> DESCRIPTION OF THE TASK: The entries below should be quoted exactly, with no pictures carried over.
⁂
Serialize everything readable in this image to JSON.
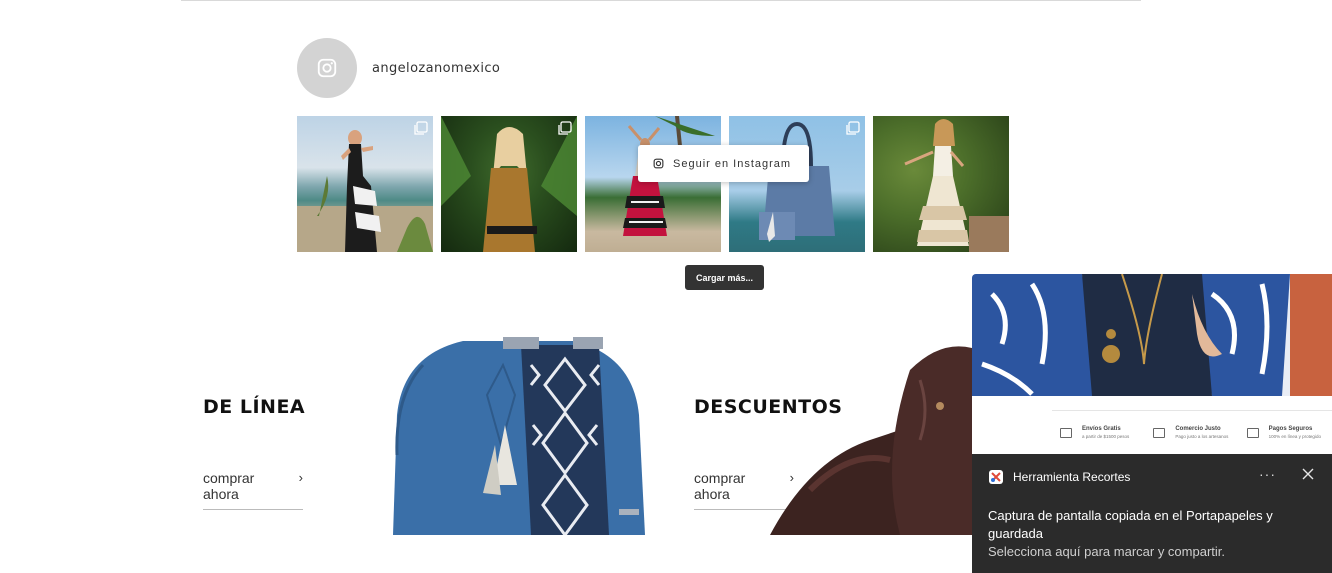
{
  "instagram": {
    "username": "angelozanomexico",
    "follow_label": "Seguir en Instagram",
    "load_more_label": "Cargar más..."
  },
  "promos": [
    {
      "title": "DE LÍNEA",
      "link": "comprar ahora"
    },
    {
      "title": "DESCUENTOS",
      "link": "comprar ahora"
    }
  ],
  "side_strip": [
    {
      "title": "Envíos Gratis",
      "sub": "a partir de $1500 pesos"
    },
    {
      "title": "Comercio Justo",
      "sub": "Pago justo a los artesanos"
    },
    {
      "title": "Pagos Seguros",
      "sub": "100% en línea y protegido"
    }
  ],
  "toast": {
    "app_name": "Herramienta Recortes",
    "more_label": "···",
    "message": "Captura de pantalla copiada en el Portapapeles y guardada",
    "hint": "Selecciona aquí para marcar y compartir."
  },
  "colors": {
    "accent_dark": "#333333",
    "toast_bg": "#2b2b2b",
    "avatar_gray": "#d3d3d3",
    "bag_blue": "#3a6fa8",
    "bag_brown": "#4a2b28",
    "panel_orange": "#c8623f"
  },
  "icons": [
    "instagram-icon",
    "multi-image-icon",
    "chevron-right-icon",
    "snipping-tool-icon",
    "more-icon",
    "close-icon"
  ]
}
⁂
> EXPECTED ANSWER:
Serialize everything readable in this image to JSON.
{
  "instagram": {
    "username": "angelozanomexico",
    "follow_label": "Seguir en Instagram",
    "load_more_label": "Cargar más..."
  },
  "promos": [
    {
      "title": "DE LÍNEA",
      "link": "comprar ahora"
    },
    {
      "title": "DESCUENTOS",
      "link": "comprar ahora"
    }
  ],
  "side_strip": [
    {
      "title": "Envíos Gratis",
      "sub": "a partir de $1500 pesos"
    },
    {
      "title": "Comercio Justo",
      "sub": "Pago justo a los artesanos"
    },
    {
      "title": "Pagos Seguros",
      "sub": "100% en línea y protegido"
    }
  ],
  "toast": {
    "app_name": "Herramienta Recortes",
    "more_label": "···",
    "message": "Captura de pantalla copiada en el Portapapeles y guardada",
    "hint": "Selecciona aquí para marcar y compartir."
  },
  "colors": {
    "accent_dark": "#333333",
    "toast_bg": "#2b2b2b",
    "avatar_gray": "#d3d3d3",
    "bag_blue": "#3a6fa8",
    "bag_brown": "#4a2b28",
    "panel_orange": "#c8623f"
  },
  "icons": [
    "instagram-icon",
    "multi-image-icon",
    "chevron-right-icon",
    "snipping-tool-icon",
    "more-icon",
    "close-icon"
  ]
}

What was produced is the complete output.